[WRITTEN INSTRUCTION]
Search the material for the string "close" and copy each line where it occurs.

[DATA SECTION]
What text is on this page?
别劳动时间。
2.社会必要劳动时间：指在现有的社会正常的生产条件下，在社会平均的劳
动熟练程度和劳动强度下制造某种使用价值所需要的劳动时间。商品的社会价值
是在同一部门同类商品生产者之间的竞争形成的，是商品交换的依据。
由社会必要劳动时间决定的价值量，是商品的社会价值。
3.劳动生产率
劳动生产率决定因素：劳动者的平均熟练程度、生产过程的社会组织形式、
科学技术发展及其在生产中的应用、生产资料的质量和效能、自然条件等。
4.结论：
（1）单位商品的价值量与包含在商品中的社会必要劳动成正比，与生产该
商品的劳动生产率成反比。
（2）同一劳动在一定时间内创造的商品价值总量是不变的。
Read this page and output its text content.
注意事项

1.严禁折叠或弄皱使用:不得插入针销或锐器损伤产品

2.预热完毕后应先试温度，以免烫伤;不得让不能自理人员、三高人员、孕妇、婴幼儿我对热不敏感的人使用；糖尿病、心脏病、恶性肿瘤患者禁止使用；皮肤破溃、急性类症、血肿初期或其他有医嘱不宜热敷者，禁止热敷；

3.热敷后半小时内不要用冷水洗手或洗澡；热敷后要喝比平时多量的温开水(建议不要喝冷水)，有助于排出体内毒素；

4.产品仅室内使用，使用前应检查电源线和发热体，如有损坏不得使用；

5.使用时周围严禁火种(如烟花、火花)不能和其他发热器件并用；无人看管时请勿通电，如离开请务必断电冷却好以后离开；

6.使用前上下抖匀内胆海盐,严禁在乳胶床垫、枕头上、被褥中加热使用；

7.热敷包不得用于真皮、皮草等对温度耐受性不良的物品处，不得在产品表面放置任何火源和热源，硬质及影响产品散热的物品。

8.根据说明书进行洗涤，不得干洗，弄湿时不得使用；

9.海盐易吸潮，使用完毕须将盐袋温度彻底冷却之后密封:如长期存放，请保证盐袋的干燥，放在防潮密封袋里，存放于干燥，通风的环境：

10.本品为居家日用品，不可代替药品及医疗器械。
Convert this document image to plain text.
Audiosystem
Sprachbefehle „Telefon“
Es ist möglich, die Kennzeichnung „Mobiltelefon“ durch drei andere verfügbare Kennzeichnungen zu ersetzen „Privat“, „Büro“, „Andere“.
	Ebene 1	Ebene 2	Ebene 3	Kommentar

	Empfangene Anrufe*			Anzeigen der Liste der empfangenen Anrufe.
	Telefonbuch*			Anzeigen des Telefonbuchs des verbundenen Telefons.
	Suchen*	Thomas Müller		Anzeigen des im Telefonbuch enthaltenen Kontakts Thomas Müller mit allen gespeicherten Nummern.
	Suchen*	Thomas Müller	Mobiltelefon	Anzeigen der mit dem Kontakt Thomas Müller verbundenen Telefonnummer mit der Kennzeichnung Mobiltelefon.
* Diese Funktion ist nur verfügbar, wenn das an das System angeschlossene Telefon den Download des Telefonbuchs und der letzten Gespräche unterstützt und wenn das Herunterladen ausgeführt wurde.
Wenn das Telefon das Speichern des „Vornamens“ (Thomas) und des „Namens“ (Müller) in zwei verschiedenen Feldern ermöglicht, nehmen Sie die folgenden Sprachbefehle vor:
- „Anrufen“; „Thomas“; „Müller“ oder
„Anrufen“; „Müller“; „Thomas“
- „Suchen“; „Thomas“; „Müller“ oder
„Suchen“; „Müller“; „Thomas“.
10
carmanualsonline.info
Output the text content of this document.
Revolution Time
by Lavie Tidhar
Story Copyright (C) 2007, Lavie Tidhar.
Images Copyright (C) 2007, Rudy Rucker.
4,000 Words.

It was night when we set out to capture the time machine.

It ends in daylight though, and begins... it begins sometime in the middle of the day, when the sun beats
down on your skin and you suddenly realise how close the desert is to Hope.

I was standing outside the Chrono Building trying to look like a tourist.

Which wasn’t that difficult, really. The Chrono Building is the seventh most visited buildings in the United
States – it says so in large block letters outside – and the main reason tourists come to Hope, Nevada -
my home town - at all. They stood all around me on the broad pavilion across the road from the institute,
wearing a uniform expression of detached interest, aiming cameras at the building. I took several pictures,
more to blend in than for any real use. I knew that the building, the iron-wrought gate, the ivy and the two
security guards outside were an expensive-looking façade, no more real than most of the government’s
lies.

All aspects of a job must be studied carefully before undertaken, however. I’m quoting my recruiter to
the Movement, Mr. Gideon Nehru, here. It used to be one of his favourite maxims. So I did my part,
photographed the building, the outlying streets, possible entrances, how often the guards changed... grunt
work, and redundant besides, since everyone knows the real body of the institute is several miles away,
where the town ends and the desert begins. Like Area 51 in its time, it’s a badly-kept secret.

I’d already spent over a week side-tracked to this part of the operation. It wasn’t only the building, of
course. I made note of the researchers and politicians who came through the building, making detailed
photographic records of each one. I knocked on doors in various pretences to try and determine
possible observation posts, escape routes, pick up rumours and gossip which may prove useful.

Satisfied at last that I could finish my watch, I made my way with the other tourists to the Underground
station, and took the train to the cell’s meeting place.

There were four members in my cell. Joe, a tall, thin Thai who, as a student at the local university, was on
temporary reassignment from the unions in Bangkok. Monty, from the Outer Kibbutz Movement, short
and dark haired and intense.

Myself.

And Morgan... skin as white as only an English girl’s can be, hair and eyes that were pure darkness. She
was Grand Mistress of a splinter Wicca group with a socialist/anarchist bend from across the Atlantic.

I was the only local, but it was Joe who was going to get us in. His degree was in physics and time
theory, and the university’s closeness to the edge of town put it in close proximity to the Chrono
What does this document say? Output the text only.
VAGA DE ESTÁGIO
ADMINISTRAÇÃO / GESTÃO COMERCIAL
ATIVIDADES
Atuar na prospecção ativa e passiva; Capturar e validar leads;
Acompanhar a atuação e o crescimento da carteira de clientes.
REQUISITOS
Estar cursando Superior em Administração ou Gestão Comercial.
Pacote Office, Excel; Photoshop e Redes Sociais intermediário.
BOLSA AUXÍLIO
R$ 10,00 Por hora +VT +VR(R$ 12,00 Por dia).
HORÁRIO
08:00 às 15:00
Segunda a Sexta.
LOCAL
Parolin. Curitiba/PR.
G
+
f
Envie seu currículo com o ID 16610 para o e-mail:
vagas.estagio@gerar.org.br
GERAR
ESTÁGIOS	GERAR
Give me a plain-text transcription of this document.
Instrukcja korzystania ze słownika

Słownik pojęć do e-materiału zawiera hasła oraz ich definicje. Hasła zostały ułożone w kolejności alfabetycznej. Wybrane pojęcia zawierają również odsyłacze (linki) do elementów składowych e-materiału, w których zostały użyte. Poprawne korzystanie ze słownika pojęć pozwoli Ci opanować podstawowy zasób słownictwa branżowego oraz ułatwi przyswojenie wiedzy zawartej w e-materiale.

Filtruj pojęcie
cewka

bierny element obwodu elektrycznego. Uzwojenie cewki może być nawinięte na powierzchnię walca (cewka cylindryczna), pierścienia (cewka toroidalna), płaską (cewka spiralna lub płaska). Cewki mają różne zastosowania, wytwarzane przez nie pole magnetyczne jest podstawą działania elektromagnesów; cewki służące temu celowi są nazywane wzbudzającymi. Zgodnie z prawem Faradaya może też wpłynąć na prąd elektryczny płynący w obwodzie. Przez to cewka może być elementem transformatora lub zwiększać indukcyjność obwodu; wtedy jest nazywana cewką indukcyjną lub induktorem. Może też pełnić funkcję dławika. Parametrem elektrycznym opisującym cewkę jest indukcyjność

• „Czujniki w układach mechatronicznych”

[SOLUTION FOR THIS TASK]
down on your skin and you suddenly realise how close the desert is to Hope.
theory, and the university’s closeness to the edge of town put it in close proximity to the Chrono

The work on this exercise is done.